GIVEN TASK — Select all lines in the records that include "пошутил".

RECORDS TO PROCESS —
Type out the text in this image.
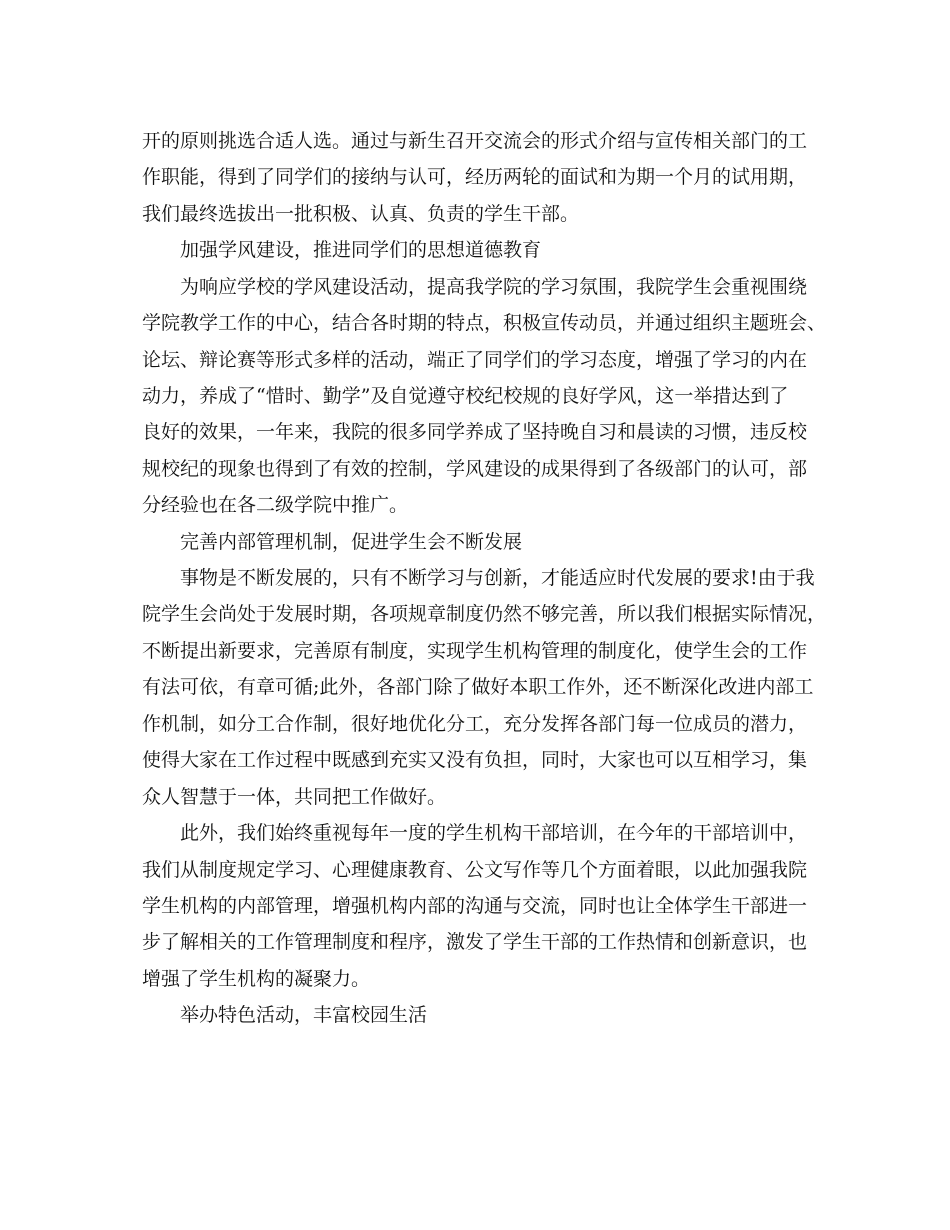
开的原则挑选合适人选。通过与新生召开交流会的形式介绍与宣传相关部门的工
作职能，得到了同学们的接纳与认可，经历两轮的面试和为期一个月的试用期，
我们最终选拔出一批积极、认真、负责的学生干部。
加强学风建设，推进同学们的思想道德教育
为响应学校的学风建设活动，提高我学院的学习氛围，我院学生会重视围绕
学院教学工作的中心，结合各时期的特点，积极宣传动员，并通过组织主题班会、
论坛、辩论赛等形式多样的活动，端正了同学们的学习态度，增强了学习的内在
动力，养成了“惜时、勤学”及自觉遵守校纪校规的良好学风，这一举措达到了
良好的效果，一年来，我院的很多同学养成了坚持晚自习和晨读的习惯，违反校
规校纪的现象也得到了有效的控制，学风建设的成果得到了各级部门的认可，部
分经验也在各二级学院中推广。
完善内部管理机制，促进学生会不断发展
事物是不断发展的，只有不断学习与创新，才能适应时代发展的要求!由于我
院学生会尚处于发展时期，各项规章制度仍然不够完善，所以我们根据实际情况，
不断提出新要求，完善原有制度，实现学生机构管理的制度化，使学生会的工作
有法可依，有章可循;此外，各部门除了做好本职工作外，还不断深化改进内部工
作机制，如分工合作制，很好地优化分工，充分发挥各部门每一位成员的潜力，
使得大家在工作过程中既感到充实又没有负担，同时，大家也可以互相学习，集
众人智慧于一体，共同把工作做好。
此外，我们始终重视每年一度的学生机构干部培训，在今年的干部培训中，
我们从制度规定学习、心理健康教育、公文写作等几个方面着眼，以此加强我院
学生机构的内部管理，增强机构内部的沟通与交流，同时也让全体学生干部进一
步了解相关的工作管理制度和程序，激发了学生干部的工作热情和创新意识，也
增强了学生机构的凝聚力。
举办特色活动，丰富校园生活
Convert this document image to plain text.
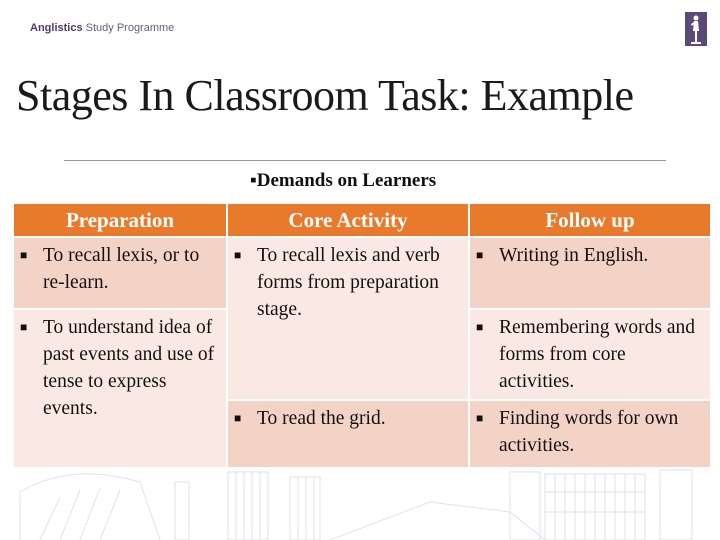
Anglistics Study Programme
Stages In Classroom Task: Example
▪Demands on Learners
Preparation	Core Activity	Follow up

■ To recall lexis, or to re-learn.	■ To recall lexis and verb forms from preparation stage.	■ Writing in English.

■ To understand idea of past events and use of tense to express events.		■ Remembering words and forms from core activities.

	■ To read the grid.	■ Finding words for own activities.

--

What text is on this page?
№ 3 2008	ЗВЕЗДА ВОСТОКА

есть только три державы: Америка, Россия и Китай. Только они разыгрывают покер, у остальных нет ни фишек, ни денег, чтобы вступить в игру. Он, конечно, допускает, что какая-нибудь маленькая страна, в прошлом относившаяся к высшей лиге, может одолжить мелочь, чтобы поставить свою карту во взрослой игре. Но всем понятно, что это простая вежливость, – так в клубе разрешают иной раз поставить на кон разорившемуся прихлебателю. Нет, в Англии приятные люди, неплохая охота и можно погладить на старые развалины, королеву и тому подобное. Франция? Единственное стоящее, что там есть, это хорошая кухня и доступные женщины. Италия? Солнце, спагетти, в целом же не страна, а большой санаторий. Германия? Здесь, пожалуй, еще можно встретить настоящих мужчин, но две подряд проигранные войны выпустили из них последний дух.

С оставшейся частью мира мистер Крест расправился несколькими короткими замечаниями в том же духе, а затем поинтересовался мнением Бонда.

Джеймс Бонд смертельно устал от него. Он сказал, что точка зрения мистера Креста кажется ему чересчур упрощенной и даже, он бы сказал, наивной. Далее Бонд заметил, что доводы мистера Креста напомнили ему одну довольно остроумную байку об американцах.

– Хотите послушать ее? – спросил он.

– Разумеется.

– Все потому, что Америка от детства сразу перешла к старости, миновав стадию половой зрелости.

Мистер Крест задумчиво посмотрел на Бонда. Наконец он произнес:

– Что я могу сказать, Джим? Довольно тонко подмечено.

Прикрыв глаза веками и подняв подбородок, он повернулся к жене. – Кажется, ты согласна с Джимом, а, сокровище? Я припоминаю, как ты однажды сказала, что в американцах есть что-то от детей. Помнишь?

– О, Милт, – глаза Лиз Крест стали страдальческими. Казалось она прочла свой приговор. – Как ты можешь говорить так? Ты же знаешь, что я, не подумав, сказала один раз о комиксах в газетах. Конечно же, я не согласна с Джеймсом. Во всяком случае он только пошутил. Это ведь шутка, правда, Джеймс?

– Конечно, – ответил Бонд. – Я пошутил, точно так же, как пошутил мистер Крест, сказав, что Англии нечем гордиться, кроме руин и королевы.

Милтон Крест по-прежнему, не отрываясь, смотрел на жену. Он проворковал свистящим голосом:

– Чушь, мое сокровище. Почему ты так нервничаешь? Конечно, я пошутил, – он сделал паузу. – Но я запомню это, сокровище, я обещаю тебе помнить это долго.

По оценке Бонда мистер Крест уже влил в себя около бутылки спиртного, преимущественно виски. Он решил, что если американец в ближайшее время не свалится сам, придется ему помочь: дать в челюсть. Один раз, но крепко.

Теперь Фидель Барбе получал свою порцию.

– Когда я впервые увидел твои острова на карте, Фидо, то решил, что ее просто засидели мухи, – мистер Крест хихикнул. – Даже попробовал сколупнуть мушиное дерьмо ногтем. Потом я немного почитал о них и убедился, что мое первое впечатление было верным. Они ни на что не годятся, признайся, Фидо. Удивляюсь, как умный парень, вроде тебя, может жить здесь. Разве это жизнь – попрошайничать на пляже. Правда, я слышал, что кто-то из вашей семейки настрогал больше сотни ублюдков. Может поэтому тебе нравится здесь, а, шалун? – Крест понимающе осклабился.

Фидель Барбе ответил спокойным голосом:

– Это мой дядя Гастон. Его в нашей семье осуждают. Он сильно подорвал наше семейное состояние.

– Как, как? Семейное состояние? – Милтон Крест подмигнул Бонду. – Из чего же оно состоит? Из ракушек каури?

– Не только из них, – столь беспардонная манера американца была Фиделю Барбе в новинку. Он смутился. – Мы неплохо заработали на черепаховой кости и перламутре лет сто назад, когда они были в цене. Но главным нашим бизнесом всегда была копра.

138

EXERCISE RESPONSE —
– О, Милт, – глаза Лиз Крест стали страдальческими. Казалось она прочла свой приговор. – Как ты можешь говорить так? Ты же знаешь, что я, не подумав, сказала один раз о комиксах в газетах. Конечно же, я не согласна с Джеймсом. Во всяком случае он только пошутил. Это ведь шутка, правда, Джеймс?
– Конечно, – ответил Бонд. – Я пошутил, точно так же, как пошутил мистер Крест, сказав, что Англии нечем гордиться, кроме руин и королевы.
– Чушь, мое сокровище. Почему ты так нервничаешь? Конечно, я пошутил, – он сделал паузу. – Но я запомню это, сокровище, я обещаю тебе помнить это долго.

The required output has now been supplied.